→ Dataset rows

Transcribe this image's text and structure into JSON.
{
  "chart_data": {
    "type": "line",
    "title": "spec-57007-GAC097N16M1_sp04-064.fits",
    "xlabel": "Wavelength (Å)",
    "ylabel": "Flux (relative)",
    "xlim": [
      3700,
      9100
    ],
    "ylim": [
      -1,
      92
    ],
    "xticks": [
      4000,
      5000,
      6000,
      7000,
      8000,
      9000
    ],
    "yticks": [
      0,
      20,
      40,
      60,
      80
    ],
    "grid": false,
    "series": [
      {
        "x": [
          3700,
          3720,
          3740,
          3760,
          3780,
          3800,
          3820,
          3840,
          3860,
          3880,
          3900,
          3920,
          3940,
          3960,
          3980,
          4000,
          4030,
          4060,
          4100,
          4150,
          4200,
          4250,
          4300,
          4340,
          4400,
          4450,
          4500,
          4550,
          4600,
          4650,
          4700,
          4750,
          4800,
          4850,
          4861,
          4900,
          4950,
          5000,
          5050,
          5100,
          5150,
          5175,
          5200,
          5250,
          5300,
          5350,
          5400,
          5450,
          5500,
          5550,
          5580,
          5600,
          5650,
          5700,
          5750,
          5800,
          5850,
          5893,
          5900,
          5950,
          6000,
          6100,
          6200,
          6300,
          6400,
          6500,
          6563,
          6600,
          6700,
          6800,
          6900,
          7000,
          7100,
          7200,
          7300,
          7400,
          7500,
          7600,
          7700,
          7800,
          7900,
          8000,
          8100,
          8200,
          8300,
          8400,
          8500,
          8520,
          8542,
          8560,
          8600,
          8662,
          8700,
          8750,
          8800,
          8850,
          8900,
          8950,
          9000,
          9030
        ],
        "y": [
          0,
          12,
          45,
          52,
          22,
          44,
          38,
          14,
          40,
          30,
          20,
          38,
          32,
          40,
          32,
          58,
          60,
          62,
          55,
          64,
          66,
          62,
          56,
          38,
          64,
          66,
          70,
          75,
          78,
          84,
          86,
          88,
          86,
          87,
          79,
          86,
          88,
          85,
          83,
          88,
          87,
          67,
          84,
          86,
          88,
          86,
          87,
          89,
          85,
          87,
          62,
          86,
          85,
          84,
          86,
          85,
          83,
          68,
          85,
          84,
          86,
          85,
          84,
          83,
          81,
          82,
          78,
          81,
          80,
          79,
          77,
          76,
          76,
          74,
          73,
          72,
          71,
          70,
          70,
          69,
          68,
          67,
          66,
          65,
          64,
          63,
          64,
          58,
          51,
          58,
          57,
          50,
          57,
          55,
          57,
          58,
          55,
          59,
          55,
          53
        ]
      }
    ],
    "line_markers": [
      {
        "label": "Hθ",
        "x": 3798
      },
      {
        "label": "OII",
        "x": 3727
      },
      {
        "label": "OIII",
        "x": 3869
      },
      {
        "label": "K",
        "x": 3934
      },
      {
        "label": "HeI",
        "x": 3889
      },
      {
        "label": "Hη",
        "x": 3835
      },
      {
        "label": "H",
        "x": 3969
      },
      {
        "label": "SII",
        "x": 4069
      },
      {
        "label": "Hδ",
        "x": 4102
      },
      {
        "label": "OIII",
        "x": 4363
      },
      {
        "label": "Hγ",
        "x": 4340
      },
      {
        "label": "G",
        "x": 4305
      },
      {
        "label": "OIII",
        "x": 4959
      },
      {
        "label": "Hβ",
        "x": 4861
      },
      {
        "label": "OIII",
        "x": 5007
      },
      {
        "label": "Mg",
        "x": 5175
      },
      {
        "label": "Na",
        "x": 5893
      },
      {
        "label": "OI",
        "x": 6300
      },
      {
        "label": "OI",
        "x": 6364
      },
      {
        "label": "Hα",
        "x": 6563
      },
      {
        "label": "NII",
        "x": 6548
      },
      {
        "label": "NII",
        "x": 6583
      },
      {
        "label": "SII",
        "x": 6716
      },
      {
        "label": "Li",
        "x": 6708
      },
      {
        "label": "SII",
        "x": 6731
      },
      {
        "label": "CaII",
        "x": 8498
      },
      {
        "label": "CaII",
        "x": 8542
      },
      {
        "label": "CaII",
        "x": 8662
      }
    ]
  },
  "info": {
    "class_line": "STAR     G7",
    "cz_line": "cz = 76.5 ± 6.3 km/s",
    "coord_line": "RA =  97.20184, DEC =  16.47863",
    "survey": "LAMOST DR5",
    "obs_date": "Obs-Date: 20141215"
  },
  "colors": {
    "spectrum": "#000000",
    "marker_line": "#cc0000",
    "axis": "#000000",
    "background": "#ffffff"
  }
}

→ Task to carry out
Reproduce every record above exactly as it appears.

→ Written response
Transcribe this image's text and structure into JSON.
{
  "chart_data": {
    "type": "line",
    "title": "spec-57007-GAC097N16M1_sp04-064.fits",
    "xlabel": "Wavelength (Å)",
    "ylabel": "Flux (relative)",
    "xlim": [
      3700,
      9100
    ],
    "ylim": [
      -1,
      92
    ],
    "xticks": [
      4000,
      5000,
      6000,
      7000,
      8000,
      9000
    ],
    "yticks": [
      0,
      20,
      40,
      60,
      80
    ],
    "grid": false,
    "series": [
      {
        "x": [
          3700,
          3720,
          3740,
          3760,
          3780,
          3800,
          3820,
          3840,
          3860,
          3880,
          3900,
          3920,
          3940,
          3960,
          3980,
          4000,
          4030,
          4060,
          4100,
          4150,
          4200,
          4250,
          4300,
          4340,
          4400,
          4450,
          4500,
          4550,
          4600,
          4650,
          4700,
          4750,
          4800,
          4850,
          4861,
          4900,
          4950,
          5000,
          5050,
          5100,
          5150,
          5175,
          5200,
          5250,
          5300,
          5350,
          5400,
          5450,
          5500,
          5550,
          5580,
          5600,
          5650,
          5700,
          5750,
          5800,
          5850,
          5893,
          5900,
          5950,
          6000,
          6100,
          6200,
          6300,
          6400,
          6500,
          6563,
          6600,
          6700,
          6800,
          6900,
          7000,
          7100,
          7200,
          7300,
          7400,
          7500,
          7600,
          7700,
          7800,
          7900,
          8000,
          8100,
          8200,
          8300,
          8400,
          8500,
          8520,
          8542,
          8560,
          8600,
          8662,
          8700,
          8750,
          8800,
          8850,
          8900,
          8950,
          9000,
          9030
        ],
        "y": [
          0,
          12,
          45,
          52,
          22,
          44,
          38,
          14,
          40,
          30,
          20,
          38,
          32,
          40,
          32,
          58,
          60,
          62,
          55,
          64,
          66,
          62,
          56,
          38,
          64,
          66,
          70,
          75,
          78,
          84,
          86,
          88,
          86,
          87,
          79,
          86,
          88,
          85,
          83,
          88,
          87,
          67,
          84,
          86,
          88,
          86,
          87,
          89,
          85,
          87,
          62,
          86,
          85,
          84,
          86,
          85,
          83,
          68,
          85,
          84,
          86,
          85,
          84,
          83,
          81,
          82,
          78,
          81,
          80,
          79,
          77,
          76,
          76,
          74,
          73,
          72,
          71,
          70,
          70,
          69,
          68,
          67,
          66,
          65,
          64,
          63,
          64,
          58,
          51,
          58,
          57,
          50,
          57,
          55,
          57,
          58,
          55,
          59,
          55,
          53
        ]
      }
    ],
    "line_markers": [
      {
        "label": "Hθ",
        "x": 3798
      },
      {
        "label": "OII",
        "x": 3727
      },
      {
        "label": "OIII",
        "x": 3869
      },
      {
        "label": "K",
        "x": 3934
      },
      {
        "label": "HeI",
        "x": 3889
      },
      {
        "label": "Hη",
        "x": 3835
      },
      {
        "label": "H",
        "x": 3969
      },
      {
        "label": "SII",
        "x": 4069
      },
      {
        "label": "Hδ",
        "x": 4102
      },
      {
        "label": "OIII",
        "x": 4363
      },
      {
        "label": "Hγ",
        "x": 4340
      },
      {
        "label": "G",
        "x": 4305
      },
      {
        "label": "OIII",
        "x": 4959
      },
      {
        "label": "Hβ",
        "x": 4861
      },
      {
        "label": "OIII",
        "x": 5007
      },
      {
        "label": "Mg",
        "x": 5175
      },
      {
        "label": "Na",
        "x": 5893
      },
      {
        "label": "OI",
        "x": 6300
      },
      {
        "label": "OI",
        "x": 6364
      },
      {
        "label": "Hα",
        "x": 6563
      },
      {
        "label": "NII",
        "x": 6548
      },
      {
        "label": "NII",
        "x": 6583
      },
      {
        "label": "SII",
        "x": 6716
      },
      {
        "label": "Li",
        "x": 6708
      },
      {
        "label": "SII",
        "x": 6731
      },
      {
        "label": "CaII",
        "x": 8498
      },
      {
        "label": "CaII",
        "x": 8542
      },
      {
        "label": "CaII",
        "x": 8662
      }
    ]
  },
  "info": {
    "class_line": "STAR     G7",
    "cz_line": "cz = 76.5 ± 6.3 km/s",
    "coord_line": "RA =  97.20184, DEC =  16.47863",
    "survey": "LAMOST DR5",
    "obs_date": "Obs-Date: 20141215"
  },
  "colors": {
    "spectrum": "#000000",
    "marker_line": "#cc0000",
    "axis": "#000000",
    "background": "#ffffff"
  }
}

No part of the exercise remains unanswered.